Locate each line below that includes "title" and reproduce it.

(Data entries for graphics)
◇ ◇ ◇

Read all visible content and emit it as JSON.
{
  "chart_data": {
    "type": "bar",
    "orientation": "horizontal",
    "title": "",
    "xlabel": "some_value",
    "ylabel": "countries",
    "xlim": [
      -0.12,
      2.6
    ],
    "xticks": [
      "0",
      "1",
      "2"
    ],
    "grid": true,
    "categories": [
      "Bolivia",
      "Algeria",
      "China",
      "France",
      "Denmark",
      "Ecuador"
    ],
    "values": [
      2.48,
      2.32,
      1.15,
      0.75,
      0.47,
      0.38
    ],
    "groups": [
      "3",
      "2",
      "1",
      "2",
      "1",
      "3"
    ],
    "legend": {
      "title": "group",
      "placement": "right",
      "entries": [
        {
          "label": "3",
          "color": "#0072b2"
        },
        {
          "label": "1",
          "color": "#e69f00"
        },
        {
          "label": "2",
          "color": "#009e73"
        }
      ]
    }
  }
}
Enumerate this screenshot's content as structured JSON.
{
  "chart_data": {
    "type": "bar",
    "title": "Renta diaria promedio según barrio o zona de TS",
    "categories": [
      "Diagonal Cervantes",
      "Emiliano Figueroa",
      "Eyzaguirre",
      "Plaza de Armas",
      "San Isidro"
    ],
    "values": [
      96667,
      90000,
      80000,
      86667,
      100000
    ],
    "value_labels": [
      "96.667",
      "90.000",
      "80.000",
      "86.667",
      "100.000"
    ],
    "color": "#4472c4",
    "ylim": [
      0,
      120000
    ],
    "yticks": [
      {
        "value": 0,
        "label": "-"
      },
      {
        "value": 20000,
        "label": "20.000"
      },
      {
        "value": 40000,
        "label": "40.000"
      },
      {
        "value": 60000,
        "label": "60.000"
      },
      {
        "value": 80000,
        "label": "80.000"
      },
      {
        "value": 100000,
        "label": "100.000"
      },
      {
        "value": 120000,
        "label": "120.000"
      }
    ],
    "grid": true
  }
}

◇ ◇ ◇

> [RESULT]:
    "title": "",
      "title": "group",
    "title": "Renta diaria promedio según barrio o zona de TS",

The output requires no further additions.